• Goal of the exercise: Below is a set of records. Repeat all of them exactly.

── Material for the task

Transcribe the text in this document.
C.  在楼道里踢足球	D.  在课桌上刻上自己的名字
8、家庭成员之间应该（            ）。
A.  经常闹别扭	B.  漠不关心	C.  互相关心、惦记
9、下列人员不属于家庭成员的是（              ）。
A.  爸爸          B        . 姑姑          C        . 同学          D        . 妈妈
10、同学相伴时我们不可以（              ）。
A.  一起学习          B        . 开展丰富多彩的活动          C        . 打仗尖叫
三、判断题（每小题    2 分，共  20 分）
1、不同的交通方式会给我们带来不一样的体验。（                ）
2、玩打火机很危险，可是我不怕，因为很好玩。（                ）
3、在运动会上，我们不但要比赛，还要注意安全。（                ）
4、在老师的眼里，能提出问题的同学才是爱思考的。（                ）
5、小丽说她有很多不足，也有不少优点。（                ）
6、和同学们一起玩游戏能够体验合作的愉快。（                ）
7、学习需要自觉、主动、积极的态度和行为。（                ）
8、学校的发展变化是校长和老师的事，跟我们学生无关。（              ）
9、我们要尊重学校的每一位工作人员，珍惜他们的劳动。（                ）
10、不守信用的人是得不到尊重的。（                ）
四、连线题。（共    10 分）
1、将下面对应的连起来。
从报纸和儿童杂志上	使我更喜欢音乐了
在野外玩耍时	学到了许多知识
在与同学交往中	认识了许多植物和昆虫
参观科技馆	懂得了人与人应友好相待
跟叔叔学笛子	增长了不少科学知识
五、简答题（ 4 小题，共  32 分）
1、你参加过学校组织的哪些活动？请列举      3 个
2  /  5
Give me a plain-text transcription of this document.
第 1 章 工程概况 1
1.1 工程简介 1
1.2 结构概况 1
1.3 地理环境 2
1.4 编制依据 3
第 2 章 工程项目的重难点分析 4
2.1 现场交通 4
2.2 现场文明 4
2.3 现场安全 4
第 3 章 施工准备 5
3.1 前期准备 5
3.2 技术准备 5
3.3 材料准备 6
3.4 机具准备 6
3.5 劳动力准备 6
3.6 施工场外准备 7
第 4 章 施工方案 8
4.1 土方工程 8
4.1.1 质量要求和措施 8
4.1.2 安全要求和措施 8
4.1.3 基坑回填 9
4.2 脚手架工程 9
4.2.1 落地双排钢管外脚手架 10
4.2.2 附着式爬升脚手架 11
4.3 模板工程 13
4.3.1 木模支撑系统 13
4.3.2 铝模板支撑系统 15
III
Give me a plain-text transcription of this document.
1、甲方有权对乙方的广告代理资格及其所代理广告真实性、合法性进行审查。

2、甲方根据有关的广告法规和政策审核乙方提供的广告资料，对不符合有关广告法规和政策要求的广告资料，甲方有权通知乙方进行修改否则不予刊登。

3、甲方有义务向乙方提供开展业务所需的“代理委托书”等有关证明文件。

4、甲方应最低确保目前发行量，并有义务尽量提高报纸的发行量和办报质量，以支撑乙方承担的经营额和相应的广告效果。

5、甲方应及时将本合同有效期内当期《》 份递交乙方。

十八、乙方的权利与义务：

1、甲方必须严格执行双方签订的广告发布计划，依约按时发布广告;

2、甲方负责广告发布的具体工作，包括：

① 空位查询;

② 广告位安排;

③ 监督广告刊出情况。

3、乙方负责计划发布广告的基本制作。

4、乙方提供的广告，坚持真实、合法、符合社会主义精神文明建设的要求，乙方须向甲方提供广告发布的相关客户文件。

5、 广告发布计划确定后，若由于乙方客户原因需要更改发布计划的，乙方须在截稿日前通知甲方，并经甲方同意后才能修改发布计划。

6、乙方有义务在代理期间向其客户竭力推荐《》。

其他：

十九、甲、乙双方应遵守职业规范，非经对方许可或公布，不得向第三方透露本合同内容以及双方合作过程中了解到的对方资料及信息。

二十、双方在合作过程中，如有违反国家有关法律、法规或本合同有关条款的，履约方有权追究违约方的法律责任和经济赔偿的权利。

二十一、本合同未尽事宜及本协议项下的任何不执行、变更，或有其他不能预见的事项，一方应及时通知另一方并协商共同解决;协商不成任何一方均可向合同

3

────

• Answer for this exercise:
Transcribe the text in this document.
C.  在楼道里踢足球	D.  在课桌上刻上自己的名字
8、家庭成员之间应该（            ）。
A.  经常闹别扭	B.  漠不关心	C.  互相关心、惦记
9、下列人员不属于家庭成员的是（              ）。
A.  爸爸          B        . 姑姑          C        . 同学          D        . 妈妈
10、同学相伴时我们不可以（              ）。
A.  一起学习          B        . 开展丰富多彩的活动          C        . 打仗尖叫
三、判断题（每小题    2 分，共  20 分）
1、不同的交通方式会给我们带来不一样的体验。（                ）
2、玩打火机很危险，可是我不怕，因为很好玩。（                ）
3、在运动会上，我们不但要比赛，还要注意安全。（                ）
4、在老师的眼里，能提出问题的同学才是爱思考的。（                ）
5、小丽说她有很多不足，也有不少优点。（                ）
6、和同学们一起玩游戏能够体验合作的愉快。（                ）
7、学习需要自觉、主动、积极的态度和行为。（                ）
8、学校的发展变化是校长和老师的事，跟我们学生无关。（              ）
9、我们要尊重学校的每一位工作人员，珍惜他们的劳动。（                ）
10、不守信用的人是得不到尊重的。（                ）
四、连线题。（共    10 分）
1、将下面对应的连起来。
从报纸和儿童杂志上	使我更喜欢音乐了
在野外玩耍时	学到了许多知识
在与同学交往中	认识了许多植物和昆虫
参观科技馆	懂得了人与人应友好相待
跟叔叔学笛子	增长了不少科学知识
五、简答题（ 4 小题，共  32 分）
1、你参加过学校组织的哪些活动？请列举      3 个
2  /  5
Give me a plain-text transcription of this document.
第 1 章 工程概况 1
1.1 工程简介 1
1.2 结构概况 1
1.3 地理环境 2
1.4 编制依据 3
第 2 章 工程项目的重难点分析 4
2.1 现场交通 4
2.2 现场文明 4
2.3 现场安全 4
第 3 章 施工准备 5
3.1 前期准备 5
3.2 技术准备 5
3.3 材料准备 6
3.4 机具准备 6
3.5 劳动力准备 6
3.6 施工场外准备 7
第 4 章 施工方案 8
4.1 土方工程 8
4.1.1 质量要求和措施 8
4.1.2 安全要求和措施 8
4.1.3 基坑回填 9
4.2 脚手架工程 9
4.2.1 落地双排钢管外脚手架 10
4.2.2 附着式爬升脚手架 11
4.3 模板工程 13
4.3.1 木模支撑系统 13
4.3.2 铝模板支撑系统 15
III
Give me a plain-text transcription of this document.
1、甲方有权对乙方的广告代理资格及其所代理广告真实性、合法性进行审查。

2、甲方根据有关的广告法规和政策审核乙方提供的广告资料，对不符合有关广告法规和政策要求的广告资料，甲方有权通知乙方进行修改否则不予刊登。

3、甲方有义务向乙方提供开展业务所需的“代理委托书”等有关证明文件。

4、甲方应最低确保目前发行量，并有义务尽量提高报纸的发行量和办报质量，以支撑乙方承担的经营额和相应的广告效果。

5、甲方应及时将本合同有效期内当期《》 份递交乙方。

十八、乙方的权利与义务：

1、甲方必须严格执行双方签订的广告发布计划，依约按时发布广告;

2、甲方负责广告发布的具体工作，包括：

① 空位查询;

② 广告位安排;

③ 监督广告刊出情况。

3、乙方负责计划发布广告的基本制作。

4、乙方提供的广告，坚持真实、合法、符合社会主义精神文明建设的要求，乙方须向甲方提供广告发布的相关客户文件。

5、 广告发布计划确定后，若由于乙方客户原因需要更改发布计划的，乙方须在截稿日前通知甲方，并经甲方同意后才能修改发布计划。

6、乙方有义务在代理期间向其客户竭力推荐《》。

其他：

十九、甲、乙双方应遵守职业规范，非经对方许可或公布，不得向第三方透露本合同内容以及双方合作过程中了解到的对方资料及信息。

二十、双方在合作过程中，如有违反国家有关法律、法规或本合同有关条款的，履约方有权追究违约方的法律责任和经济赔偿的权利。

二十一、本合同未尽事宜及本协议项下的任何不执行、变更，或有其他不能预见的事项，一方应及时通知另一方并协商共同解决;协商不成任何一方均可向合同

3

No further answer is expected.